-- Data section --
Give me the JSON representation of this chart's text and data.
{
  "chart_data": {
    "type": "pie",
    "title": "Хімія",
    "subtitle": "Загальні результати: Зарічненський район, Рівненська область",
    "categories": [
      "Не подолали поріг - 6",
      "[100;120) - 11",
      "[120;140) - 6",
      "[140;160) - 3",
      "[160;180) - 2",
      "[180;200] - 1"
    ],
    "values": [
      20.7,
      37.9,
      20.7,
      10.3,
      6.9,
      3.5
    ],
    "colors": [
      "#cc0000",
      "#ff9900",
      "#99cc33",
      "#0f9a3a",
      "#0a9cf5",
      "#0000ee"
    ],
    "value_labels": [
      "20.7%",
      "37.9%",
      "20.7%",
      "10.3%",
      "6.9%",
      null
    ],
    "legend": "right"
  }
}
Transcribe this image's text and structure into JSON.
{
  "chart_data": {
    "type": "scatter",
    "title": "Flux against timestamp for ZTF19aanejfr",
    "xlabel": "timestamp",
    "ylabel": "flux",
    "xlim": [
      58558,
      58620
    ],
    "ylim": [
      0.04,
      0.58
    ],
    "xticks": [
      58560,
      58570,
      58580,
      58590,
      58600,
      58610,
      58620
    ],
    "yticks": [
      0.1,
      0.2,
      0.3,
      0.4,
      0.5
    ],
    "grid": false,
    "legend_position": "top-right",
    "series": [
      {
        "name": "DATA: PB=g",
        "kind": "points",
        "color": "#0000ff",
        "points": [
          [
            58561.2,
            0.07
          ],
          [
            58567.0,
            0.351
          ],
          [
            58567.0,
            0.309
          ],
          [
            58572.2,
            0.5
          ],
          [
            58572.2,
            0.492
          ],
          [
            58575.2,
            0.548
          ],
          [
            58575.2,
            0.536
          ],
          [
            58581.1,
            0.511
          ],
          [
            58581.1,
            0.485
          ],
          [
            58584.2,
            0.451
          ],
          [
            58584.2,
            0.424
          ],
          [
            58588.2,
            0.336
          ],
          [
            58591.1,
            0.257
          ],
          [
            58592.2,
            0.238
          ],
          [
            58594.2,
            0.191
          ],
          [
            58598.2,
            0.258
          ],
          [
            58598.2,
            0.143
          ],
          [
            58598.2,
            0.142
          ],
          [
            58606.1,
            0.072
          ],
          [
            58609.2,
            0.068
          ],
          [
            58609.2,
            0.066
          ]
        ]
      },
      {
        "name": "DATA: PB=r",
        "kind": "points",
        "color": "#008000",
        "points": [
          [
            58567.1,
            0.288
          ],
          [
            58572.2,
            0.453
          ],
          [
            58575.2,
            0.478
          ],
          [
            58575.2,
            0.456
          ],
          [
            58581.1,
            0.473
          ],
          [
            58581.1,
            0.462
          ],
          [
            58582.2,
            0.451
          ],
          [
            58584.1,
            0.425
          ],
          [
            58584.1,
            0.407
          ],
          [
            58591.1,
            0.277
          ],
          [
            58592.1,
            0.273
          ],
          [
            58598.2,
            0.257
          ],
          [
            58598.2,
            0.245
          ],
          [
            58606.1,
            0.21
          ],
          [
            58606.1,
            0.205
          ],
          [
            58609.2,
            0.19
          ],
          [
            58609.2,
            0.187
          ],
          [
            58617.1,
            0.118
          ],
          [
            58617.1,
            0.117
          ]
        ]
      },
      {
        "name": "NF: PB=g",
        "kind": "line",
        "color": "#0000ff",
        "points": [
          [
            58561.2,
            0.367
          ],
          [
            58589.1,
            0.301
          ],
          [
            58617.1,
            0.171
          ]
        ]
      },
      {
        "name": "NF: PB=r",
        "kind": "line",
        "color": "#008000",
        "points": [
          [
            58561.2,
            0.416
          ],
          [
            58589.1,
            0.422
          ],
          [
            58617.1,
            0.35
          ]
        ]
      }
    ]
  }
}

-- Problem details --
Copy out each line of the material that holds the word "JSON".

-- Full response --
Give me the JSON representation of this chart's text and data.
Transcribe this image's text and structure into JSON.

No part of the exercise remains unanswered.